Could you repeat the records below exactly, leaving out any pictures?
--- BEGIN INPUT MATERIAL ---
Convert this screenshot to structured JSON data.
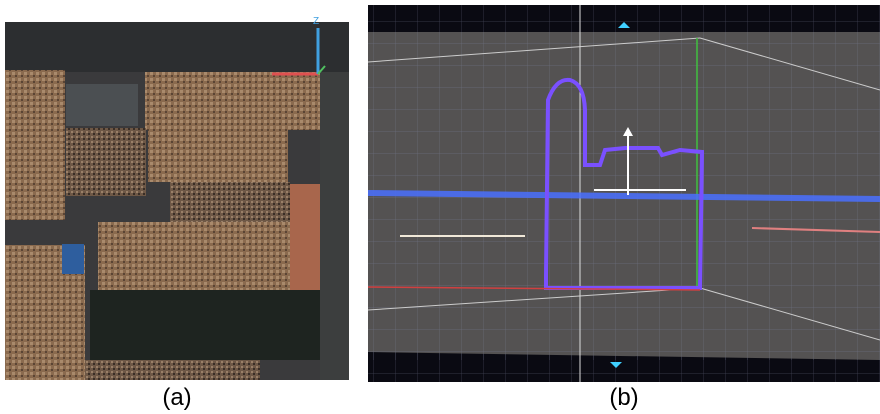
{
  "panels": [
    {
      "label": "(a)",
      "axis_label": "Z"
    },
    {
      "label": "(b)"
    }
  ]
}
--- END INPUT MATERIAL ---
OUTPUT OF THE EXERCISE:
Convert this screenshot to structured JSON data.
{
  "panels": [
    {
      "label": "(a)",
      "axis_label": "Z"
    },
    {
      "label": "(b)"
    }
  ]
}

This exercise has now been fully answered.